* _JOB_
Using the records below, please work out how many lines contain "through"; answer with the number alone.

* _DATA SUPPLIED_
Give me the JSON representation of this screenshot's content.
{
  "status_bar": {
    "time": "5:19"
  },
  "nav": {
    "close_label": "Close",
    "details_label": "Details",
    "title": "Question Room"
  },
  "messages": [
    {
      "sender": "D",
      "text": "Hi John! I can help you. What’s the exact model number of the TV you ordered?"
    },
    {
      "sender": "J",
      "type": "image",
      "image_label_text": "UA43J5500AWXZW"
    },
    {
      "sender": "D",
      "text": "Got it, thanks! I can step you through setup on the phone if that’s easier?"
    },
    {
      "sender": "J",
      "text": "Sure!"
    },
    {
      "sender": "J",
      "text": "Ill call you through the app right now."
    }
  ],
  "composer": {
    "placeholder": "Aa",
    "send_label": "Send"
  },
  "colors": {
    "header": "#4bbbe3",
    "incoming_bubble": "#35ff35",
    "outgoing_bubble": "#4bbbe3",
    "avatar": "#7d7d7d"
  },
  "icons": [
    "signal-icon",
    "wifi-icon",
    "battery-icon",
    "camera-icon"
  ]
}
--
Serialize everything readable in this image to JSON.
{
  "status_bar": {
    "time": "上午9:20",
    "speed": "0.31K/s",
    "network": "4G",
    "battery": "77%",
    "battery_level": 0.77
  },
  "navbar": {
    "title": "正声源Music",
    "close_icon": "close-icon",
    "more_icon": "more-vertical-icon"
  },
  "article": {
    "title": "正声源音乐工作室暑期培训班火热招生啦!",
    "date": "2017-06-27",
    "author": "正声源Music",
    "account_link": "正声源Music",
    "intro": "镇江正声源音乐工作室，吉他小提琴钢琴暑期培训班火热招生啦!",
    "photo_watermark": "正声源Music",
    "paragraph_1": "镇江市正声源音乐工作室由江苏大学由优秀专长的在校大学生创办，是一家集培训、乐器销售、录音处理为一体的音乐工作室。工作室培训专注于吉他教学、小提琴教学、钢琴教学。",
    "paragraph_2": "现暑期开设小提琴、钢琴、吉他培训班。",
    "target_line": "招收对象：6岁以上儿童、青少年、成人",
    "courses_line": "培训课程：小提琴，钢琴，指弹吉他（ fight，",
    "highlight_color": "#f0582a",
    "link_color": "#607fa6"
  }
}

* _COMPLETED EXERCISE_
2